(Written exercise): Please find all lines in the data that hold the string "title" and copy them.

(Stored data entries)
# # #
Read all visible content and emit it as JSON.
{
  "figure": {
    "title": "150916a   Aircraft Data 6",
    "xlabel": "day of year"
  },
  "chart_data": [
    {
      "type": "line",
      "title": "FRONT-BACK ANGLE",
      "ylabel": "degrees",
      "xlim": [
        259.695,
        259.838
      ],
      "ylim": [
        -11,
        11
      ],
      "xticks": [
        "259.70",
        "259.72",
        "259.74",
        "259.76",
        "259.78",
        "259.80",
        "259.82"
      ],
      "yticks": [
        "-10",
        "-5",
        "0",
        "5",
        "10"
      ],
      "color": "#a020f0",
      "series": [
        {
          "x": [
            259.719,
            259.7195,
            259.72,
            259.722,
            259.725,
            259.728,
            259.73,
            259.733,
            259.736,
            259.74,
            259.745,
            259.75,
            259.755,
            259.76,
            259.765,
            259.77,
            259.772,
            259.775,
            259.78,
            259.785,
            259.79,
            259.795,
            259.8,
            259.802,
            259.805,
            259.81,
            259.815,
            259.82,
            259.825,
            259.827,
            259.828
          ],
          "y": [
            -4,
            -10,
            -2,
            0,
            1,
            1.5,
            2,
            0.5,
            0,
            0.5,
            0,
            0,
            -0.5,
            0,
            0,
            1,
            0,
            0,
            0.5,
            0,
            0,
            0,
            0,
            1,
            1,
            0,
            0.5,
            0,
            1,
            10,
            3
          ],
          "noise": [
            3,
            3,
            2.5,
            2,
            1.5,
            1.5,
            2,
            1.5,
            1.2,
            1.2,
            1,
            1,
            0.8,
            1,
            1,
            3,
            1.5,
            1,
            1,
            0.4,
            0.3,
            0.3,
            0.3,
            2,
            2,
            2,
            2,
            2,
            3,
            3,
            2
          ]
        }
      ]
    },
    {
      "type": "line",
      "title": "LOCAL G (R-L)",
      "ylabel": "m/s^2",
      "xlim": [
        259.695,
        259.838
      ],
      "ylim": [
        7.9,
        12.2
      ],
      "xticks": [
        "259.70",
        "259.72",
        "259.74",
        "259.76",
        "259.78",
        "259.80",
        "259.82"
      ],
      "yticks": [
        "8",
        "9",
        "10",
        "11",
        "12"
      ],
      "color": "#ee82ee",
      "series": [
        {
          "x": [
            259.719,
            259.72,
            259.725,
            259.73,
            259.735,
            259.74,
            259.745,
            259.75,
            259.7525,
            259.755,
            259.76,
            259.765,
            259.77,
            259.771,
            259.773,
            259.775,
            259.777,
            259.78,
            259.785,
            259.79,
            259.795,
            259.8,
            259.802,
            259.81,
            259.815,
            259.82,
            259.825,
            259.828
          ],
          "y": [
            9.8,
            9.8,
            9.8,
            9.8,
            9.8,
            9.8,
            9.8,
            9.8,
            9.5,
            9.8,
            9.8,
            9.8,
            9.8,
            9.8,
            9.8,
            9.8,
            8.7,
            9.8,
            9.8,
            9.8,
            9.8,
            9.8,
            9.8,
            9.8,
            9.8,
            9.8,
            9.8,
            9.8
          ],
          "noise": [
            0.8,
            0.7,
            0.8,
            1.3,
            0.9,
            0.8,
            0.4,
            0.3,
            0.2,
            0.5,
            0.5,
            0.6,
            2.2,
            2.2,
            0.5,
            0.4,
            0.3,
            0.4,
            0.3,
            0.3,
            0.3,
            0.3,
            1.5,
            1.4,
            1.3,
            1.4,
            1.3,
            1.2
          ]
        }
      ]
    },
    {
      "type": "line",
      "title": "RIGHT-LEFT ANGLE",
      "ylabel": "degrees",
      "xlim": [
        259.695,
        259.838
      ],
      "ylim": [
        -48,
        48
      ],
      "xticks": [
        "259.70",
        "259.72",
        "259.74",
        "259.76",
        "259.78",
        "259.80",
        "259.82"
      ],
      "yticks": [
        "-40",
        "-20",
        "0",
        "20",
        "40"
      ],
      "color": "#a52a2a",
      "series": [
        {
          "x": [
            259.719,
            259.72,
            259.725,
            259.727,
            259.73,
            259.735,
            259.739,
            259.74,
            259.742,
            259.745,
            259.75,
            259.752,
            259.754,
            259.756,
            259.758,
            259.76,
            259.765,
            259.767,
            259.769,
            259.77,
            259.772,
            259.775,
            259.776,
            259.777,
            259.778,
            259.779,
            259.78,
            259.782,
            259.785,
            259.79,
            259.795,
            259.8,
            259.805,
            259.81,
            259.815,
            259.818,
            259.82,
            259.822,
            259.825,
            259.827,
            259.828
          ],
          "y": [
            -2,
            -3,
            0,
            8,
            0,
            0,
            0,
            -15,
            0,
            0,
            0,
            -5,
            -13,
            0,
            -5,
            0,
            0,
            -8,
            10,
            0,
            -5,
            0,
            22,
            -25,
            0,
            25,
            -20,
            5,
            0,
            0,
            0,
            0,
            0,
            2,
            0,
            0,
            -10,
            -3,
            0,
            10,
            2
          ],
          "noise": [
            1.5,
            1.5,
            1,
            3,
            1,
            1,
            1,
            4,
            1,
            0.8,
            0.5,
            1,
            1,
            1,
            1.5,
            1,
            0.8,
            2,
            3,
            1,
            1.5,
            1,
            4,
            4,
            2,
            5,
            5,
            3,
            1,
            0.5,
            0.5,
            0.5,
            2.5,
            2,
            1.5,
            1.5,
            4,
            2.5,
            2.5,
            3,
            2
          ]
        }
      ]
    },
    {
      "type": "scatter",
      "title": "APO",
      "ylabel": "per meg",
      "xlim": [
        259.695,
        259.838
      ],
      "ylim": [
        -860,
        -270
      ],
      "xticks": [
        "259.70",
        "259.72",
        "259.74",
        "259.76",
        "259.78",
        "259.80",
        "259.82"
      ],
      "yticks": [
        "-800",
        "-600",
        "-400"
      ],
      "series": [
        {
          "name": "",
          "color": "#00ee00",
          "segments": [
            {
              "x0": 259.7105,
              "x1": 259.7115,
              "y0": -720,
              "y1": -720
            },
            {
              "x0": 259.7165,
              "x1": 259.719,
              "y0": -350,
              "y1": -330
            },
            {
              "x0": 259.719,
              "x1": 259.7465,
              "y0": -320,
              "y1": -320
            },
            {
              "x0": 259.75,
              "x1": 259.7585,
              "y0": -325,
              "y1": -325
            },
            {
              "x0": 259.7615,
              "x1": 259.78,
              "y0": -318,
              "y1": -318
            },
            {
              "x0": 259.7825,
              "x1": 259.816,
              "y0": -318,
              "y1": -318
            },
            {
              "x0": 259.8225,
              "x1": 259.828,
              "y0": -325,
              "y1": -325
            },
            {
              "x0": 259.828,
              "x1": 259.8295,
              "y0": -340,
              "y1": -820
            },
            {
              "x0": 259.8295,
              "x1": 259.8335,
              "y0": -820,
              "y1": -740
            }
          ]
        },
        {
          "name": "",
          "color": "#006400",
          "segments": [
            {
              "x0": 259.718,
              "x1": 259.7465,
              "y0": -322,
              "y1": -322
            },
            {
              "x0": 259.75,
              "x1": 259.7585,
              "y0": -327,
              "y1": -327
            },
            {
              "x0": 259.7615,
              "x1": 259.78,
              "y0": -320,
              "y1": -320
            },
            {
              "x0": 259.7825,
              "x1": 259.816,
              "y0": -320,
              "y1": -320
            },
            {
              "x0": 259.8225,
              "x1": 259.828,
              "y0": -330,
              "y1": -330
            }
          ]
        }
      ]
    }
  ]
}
# # #
(Written solution):
    "title": "150916a   Aircraft Data 6",
      "title": "FRONT-BACK ANGLE",
      "title": "LOCAL G (R-L)",
      "title": "RIGHT-LEFT ANGLE",
      "title": "APO",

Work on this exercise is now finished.